* begin ENTRIES SUPPLIED *

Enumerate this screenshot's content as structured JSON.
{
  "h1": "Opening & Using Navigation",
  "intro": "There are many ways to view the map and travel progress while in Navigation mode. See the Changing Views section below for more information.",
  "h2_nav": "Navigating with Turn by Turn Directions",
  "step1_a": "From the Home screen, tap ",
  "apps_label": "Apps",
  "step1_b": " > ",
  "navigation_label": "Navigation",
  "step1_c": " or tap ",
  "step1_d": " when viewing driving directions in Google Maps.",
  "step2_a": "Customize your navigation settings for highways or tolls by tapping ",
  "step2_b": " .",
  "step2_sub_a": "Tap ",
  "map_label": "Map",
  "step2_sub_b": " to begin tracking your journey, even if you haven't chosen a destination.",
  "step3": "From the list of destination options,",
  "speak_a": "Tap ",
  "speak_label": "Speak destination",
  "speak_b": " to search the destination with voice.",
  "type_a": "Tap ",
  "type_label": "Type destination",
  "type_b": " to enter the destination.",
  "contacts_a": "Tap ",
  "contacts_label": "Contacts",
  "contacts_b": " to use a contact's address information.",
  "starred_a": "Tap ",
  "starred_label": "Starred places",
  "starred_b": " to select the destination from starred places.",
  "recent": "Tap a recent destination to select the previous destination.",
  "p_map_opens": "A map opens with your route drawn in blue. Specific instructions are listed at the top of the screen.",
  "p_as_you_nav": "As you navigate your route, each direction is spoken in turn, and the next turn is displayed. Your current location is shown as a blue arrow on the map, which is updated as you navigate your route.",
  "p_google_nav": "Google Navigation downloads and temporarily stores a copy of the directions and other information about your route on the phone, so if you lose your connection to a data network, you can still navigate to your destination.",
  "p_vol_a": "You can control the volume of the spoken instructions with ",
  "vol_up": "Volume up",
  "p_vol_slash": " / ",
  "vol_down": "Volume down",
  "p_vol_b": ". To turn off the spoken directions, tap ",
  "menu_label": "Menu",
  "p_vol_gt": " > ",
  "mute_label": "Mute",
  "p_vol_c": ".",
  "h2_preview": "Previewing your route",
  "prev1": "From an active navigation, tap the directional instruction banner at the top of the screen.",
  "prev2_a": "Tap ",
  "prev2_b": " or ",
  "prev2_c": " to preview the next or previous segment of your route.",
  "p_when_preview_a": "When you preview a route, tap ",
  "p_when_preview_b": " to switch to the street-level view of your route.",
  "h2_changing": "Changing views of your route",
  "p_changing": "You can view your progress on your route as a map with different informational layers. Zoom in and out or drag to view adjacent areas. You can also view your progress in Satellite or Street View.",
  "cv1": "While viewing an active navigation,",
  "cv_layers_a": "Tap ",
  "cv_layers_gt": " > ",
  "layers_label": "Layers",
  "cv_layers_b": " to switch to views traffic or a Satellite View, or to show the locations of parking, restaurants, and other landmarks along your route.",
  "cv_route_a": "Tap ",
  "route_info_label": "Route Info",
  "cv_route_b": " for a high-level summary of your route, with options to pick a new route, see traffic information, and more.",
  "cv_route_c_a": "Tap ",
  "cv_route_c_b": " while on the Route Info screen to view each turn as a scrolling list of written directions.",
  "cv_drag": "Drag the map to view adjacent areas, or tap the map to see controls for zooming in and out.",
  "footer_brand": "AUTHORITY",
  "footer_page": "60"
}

* end ENTRIES SUPPLIED *

§ SET PROBLEM
Look through the entries above for the word "active". Copy every line where it shows up.

§ SOLUTION TO THE EXERCISE
  "prev1": "From an active navigation, tap the directional instruction banner at the top of the screen.",
  "cv1": "While viewing an active navigation,",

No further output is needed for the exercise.